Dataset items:
########################################

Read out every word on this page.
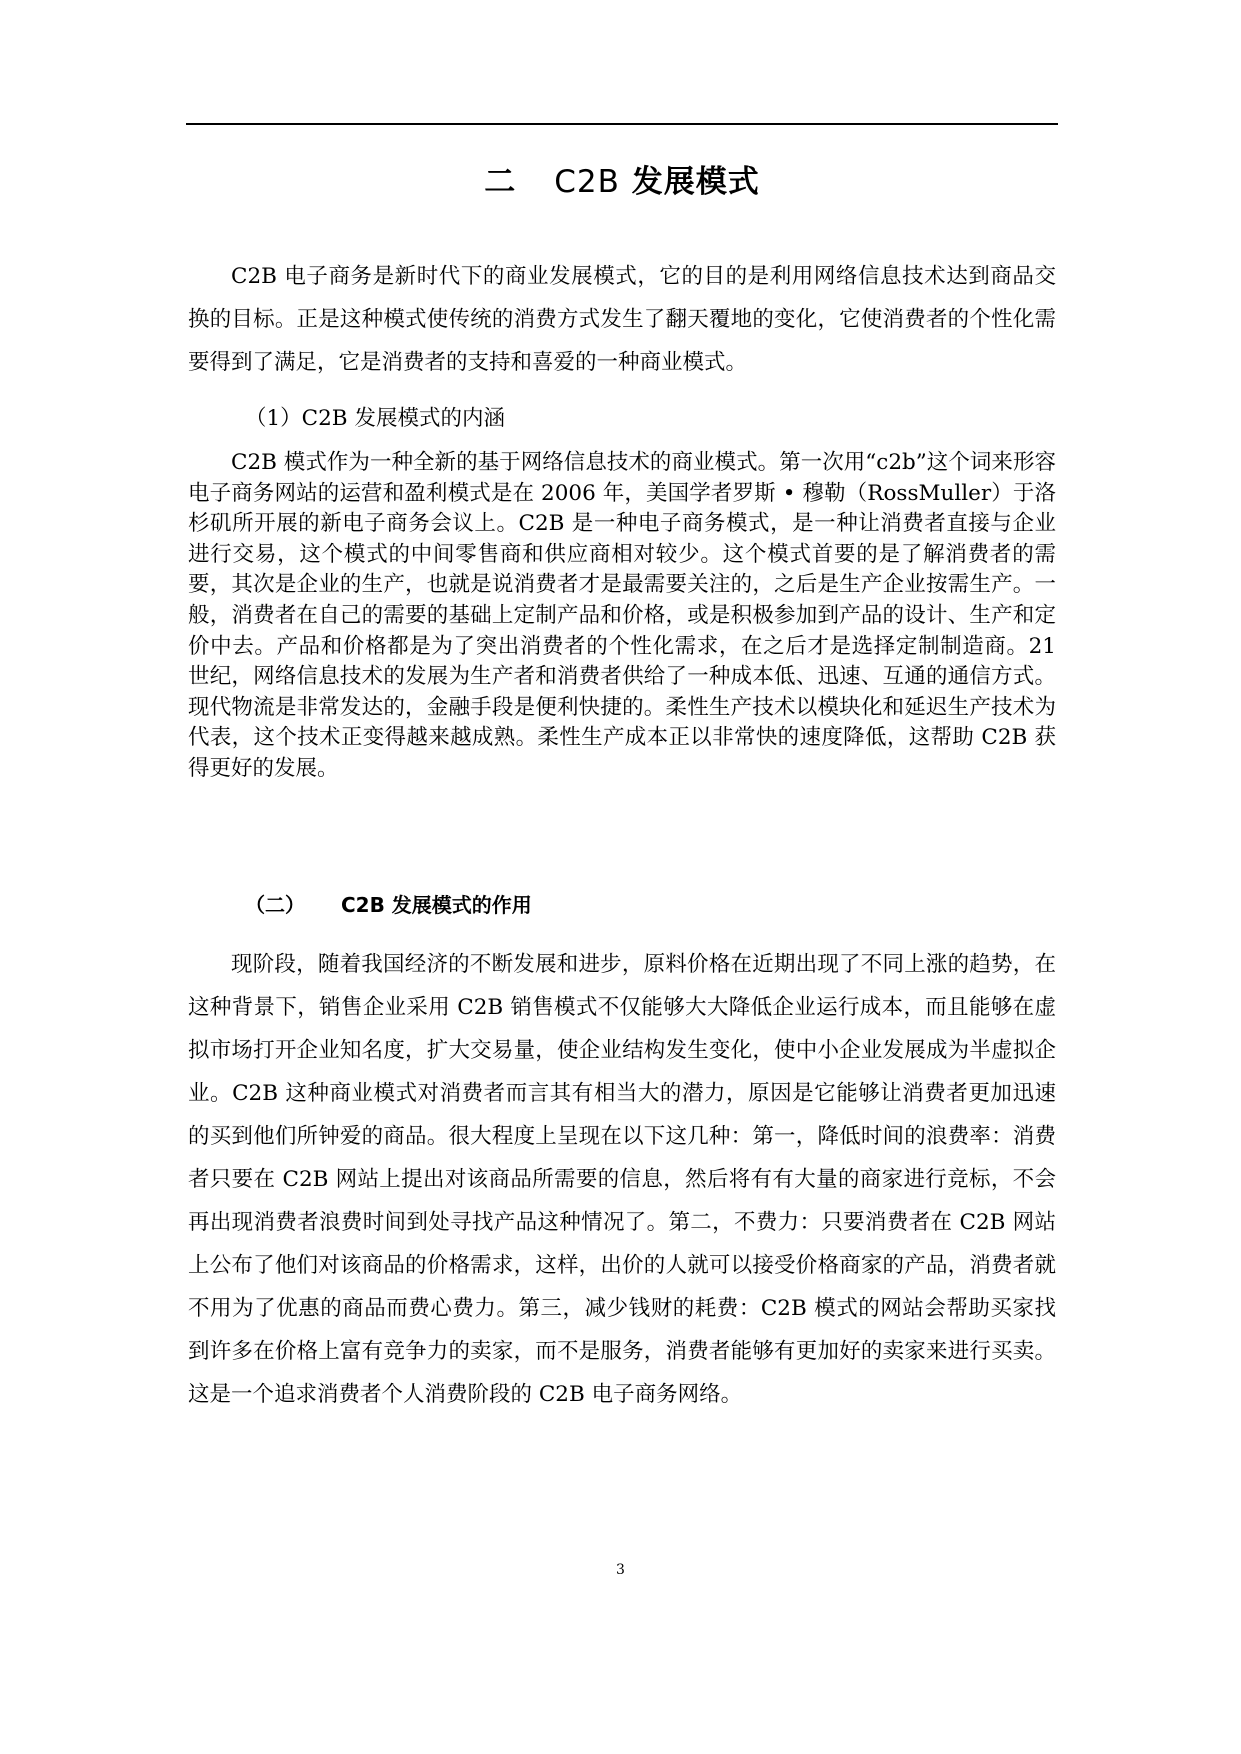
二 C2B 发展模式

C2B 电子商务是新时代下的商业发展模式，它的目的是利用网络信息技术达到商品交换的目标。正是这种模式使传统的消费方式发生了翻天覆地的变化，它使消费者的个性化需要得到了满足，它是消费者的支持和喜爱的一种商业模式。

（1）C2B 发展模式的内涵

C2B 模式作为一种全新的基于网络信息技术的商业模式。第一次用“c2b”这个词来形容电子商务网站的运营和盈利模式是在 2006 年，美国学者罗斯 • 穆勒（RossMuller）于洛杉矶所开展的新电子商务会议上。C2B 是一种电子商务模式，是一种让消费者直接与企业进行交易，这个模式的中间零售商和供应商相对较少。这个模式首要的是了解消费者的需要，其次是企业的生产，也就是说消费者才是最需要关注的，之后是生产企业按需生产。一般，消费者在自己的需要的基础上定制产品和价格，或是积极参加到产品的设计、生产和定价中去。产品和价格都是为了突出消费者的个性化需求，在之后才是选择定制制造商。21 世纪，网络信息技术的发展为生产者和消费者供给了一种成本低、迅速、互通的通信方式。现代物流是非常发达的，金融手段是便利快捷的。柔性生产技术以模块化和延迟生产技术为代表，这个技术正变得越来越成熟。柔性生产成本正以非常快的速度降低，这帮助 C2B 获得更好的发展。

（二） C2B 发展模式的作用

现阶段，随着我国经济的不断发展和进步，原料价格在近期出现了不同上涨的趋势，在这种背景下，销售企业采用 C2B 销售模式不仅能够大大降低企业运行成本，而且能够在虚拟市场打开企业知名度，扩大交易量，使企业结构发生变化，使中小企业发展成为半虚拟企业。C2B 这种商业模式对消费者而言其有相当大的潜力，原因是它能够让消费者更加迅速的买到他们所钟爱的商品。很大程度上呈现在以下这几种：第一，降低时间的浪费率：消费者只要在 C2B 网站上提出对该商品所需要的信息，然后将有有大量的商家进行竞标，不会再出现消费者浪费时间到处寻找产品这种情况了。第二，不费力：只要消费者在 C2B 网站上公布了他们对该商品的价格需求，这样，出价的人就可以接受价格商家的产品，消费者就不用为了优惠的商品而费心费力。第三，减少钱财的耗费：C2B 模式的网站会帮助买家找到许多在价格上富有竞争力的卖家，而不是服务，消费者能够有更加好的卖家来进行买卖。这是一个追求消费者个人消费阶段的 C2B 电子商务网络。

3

########################################

What to produce: Print the complete listing exactly, apart from any pictures.

Answer for this exercise:
Read out every word on this page.
二 C2B 发展模式

C2B 电子商务是新时代下的商业发展模式，它的目的是利用网络信息技术达到商品交换的目标。正是这种模式使传统的消费方式发生了翻天覆地的变化，它使消费者的个性化需要得到了满足，它是消费者的支持和喜爱的一种商业模式。

（1）C2B 发展模式的内涵

C2B 模式作为一种全新的基于网络信息技术的商业模式。第一次用“c2b”这个词来形容电子商务网站的运营和盈利模式是在 2006 年，美国学者罗斯 • 穆勒（RossMuller）于洛杉矶所开展的新电子商务会议上。C2B 是一种电子商务模式，是一种让消费者直接与企业进行交易，这个模式的中间零售商和供应商相对较少。这个模式首要的是了解消费者的需要，其次是企业的生产，也就是说消费者才是最需要关注的，之后是生产企业按需生产。一般，消费者在自己的需要的基础上定制产品和价格，或是积极参加到产品的设计、生产和定价中去。产品和价格都是为了突出消费者的个性化需求，在之后才是选择定制制造商。21 世纪，网络信息技术的发展为生产者和消费者供给了一种成本低、迅速、互通的通信方式。现代物流是非常发达的，金融手段是便利快捷的。柔性生产技术以模块化和延迟生产技术为代表，这个技术正变得越来越成熟。柔性生产成本正以非常快的速度降低，这帮助 C2B 获得更好的发展。

（二） C2B 发展模式的作用

现阶段，随着我国经济的不断发展和进步，原料价格在近期出现了不同上涨的趋势，在这种背景下，销售企业采用 C2B 销售模式不仅能够大大降低企业运行成本，而且能够在虚拟市场打开企业知名度，扩大交易量，使企业结构发生变化，使中小企业发展成为半虚拟企业。C2B 这种商业模式对消费者而言其有相当大的潜力，原因是它能够让消费者更加迅速的买到他们所钟爱的商品。很大程度上呈现在以下这几种：第一，降低时间的浪费率：消费者只要在 C2B 网站上提出对该商品所需要的信息，然后将有有大量的商家进行竞标，不会再出现消费者浪费时间到处寻找产品这种情况了。第二，不费力：只要消费者在 C2B 网站上公布了他们对该商品的价格需求，这样，出价的人就可以接受价格商家的产品，消费者就不用为了优惠的商品而费心费力。第三，减少钱财的耗费：C2B 模式的网站会帮助买家找到许多在价格上富有竞争力的卖家，而不是服务，消费者能够有更加好的卖家来进行买卖。这是一个追求消费者个人消费阶段的 C2B 电子商务网络。

3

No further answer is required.